- _Exercise_: Report the number of lines in these entries that contain "estudio". Write only the number.

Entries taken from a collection
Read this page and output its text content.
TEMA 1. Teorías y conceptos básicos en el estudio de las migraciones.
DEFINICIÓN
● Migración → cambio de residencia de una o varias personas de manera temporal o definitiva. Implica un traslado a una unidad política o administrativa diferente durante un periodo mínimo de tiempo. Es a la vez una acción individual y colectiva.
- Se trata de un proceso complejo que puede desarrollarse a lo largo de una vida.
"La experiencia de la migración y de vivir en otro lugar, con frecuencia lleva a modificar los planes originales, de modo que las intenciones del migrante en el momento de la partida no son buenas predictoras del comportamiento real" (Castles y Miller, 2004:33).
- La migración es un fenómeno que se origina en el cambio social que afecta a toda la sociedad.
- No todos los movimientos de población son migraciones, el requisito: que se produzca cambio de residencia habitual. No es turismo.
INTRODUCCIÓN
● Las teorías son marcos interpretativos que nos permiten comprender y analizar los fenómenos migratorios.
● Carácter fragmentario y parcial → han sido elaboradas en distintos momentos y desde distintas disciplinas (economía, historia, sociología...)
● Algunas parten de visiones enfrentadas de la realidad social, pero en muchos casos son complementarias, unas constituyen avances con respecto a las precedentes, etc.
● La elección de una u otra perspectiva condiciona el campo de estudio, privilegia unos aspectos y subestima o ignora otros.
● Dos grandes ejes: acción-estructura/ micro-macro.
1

- _Exercise answer_: 2